Freitag, 7. November 2008

Teil 1: Assessment Center zur Personalauswahl

Die Diskussion um das Assessment Center ist in vollem Gang, schön, dass in diesem Blog mal Meinungen ausgetauscht werden. Einer der ersten Kommentatoren fragte mich nach Alternativen zum AC. Nun denn...

Zunächst möchte ich unterscheiden, ob es um die Auswahl von externen Bewerbern geht oder um die interne Entwicklung von Kandidaten. In beiden Fällen werden ACs eingesetzt, in diesem Beitrag möchte ich auf das Auswahl AC und seine Alternativen eingehen. Teil 2 folgt später.

Was weiß ein Arbeitgeber, der einen neuen Mitarbeiter einstellen will? Wenig, wenn er keine Referenzen einholt. Er hat die Bewerbungsunterlagen, das wars. Dass der Einsatz eines ACs hier verlockend ist, verstehe ich. Dann kann man neben dem - hoffentlich gut geführten - Einstellungsinterview den Kandidaten beim Agieren zuschauen, sie sozusagen Probehandeln lassen. So wie Fußballvereine neue Spieler zum Probetraining bestellen.

Das, was man dort beobachtet, ist allerdings vor allem erst mal nur eines: Die Fähigkeit von Menschen, in einer künstlichen Situation das Verhalten zu zeigen, was von ihnen erwartet wird - oder besser: von dem sie glauben, dass es von ihnen erwartet ist.

Aufgaben »
**a.** Womit vergleicht der Blogbeitrag zum Assessment Center es, Kandidaten probehandeln zu lassen?
**b.** Gib aus dem Blogbeitrag zum Assessment Center den Abschnitt wortgetreu wieder, der bei „Was weiß ein“ beginnt und bei „zum Probetraining bestellen.“ endet.

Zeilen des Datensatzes
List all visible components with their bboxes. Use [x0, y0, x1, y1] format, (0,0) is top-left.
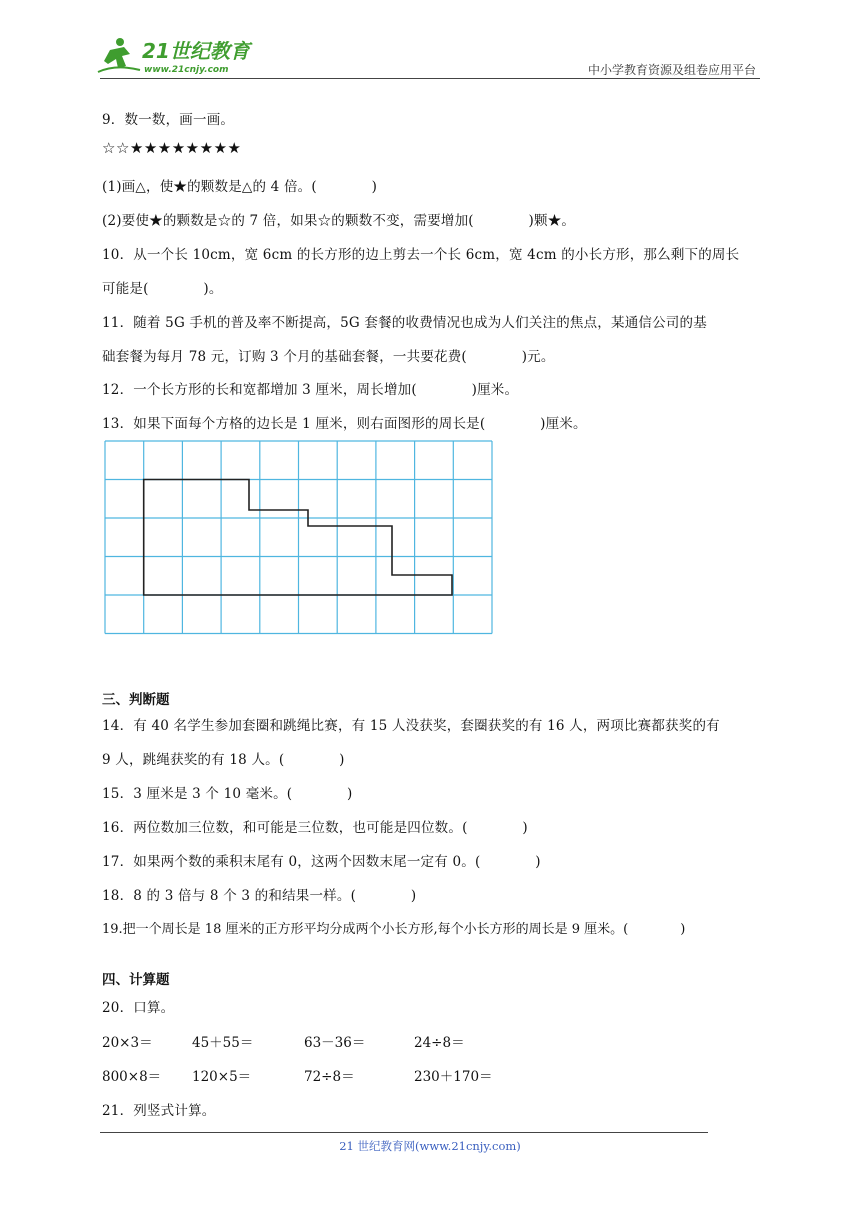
q17: 17．如果两个数的乘积末尾有 0，这两个因数末尾一定有 0。( ) — [102, 854, 541, 870]
q9-part1: (1)画△，使★的颗数是△的 4 倍。( ) — [102, 179, 378, 195]
calc-item: 45＋55＝ — [192, 1035, 254, 1051]
logo-title: 21世纪教育 — [142, 39, 250, 63]
calc-item: 120×5＝ — [192, 1069, 252, 1085]
grid-lines — [105, 441, 492, 634]
calc-item: 63－36＝ — [304, 1035, 366, 1051]
q14-line2: 9 人，跳绳获奖的有 18 人。( ) — [102, 752, 345, 768]
site-logo — [96, 34, 266, 78]
calc-item: 800×8＝ — [102, 1069, 162, 1085]
q20-title: 20．口算。 — [102, 1000, 175, 1016]
q21: 21．列竖式计算。 — [102, 1103, 216, 1119]
calc-item: 20×3＝ — [102, 1035, 153, 1051]
q9-stars: ☆☆★★★★★★★★ — [102, 139, 242, 157]
logo-url: www.21cnjy.com — [144, 65, 229, 75]
q11-line1: 11．随着 5G 手机的普及率不断提高，5G 套餐的收费情况也成为人们关注的焦点，某通信公司的基 — [102, 315, 707, 331]
header-platform-text: 中小学教育资源及组卷应用平台 — [587, 63, 756, 77]
q15: 15．3 厘米是 3 个 10 毫米。( ) — [102, 786, 353, 802]
q11-line2: 础套餐为每月 78 元，订购 3 个月的基础套餐，一共要花费( )元。 — [102, 349, 555, 365]
footer-text[interactable]: 21 世纪教育网(www.21cnjy.com) — [339, 1139, 521, 1153]
runner-logo-icon — [98, 38, 140, 72]
grid-figure — [104, 440, 494, 636]
calc-item: 72÷8＝ — [304, 1069, 355, 1085]
q9-part2: (2)要使★的颗数是☆的 7 倍，如果☆的颗数不变，需要增加( )颗★。 — [102, 213, 576, 229]
q14-line1: 14．有 40 名学生参加套圈和跳绳比赛，有 15 人没获奖，套圈获奖的有 16 人，两项比赛都获奖的有 — [102, 718, 720, 734]
q19: 19.把一个周长是 18 厘米的正方形平均分成两个小长方形,每个小长方形的周长是 9 厘米。( ) — [102, 922, 686, 937]
q9-title: 9．数一数，画一画。 — [102, 112, 235, 128]
q16: 16．两位数加三位数，和可能是三位数，也可能是四位数。( ) — [102, 820, 528, 836]
q12: 12．一个长方形的长和宽都增加 3 厘米，周长增加( )厘米。 — [102, 382, 519, 398]
q13: 13．如果下面每个方格的边长是 1 厘米，则右面图形的周长是( )厘米。 — [102, 416, 587, 432]
q10-line1: 10．从一个长 10cm，宽 6cm 的长方形的边上剪去一个长 6cm，宽 4cm 的小长方形，那么剩下的周长 — [102, 247, 740, 263]
staircase-shape — [144, 480, 452, 596]
section-judgement-title: 三、判断题 — [102, 692, 170, 708]
q10-line2: 可能是( )。 — [102, 281, 223, 297]
section-calc-title: 四、计算题 — [102, 972, 170, 988]
header-divider — [100, 78, 760, 79]
calc-item: 24÷8＝ — [414, 1035, 465, 1051]
calc-item: 230＋170＝ — [414, 1069, 493, 1085]
footer-divider — [100, 1132, 708, 1133]
q18: 18．8 的 3 倍与 8 个 3 的和结果一样。( ) — [102, 888, 417, 904]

Lösungen »
**a.** Mit Fußballvereinen, die neue Spieler zum Probetraining bestellen.

**b.**
Was weiß ein Arbeitgeber, der einen neuen Mitarbeiter einstellen will? Wenig, wenn er keine Referenzen einholt. Er hat die Bewerbungsunterlagen, das wars. Dass der Einsatz eines ACs hier verlockend ist, verstehe ich. Dann kann man neben dem - hoffentlich gut geführten - Einstellungsinterview den Kandidaten beim Agieren zuschauen, sie sozusagen Probehandeln lassen. So wie Fußballvereine neue Spieler zum Probetraining bestellen.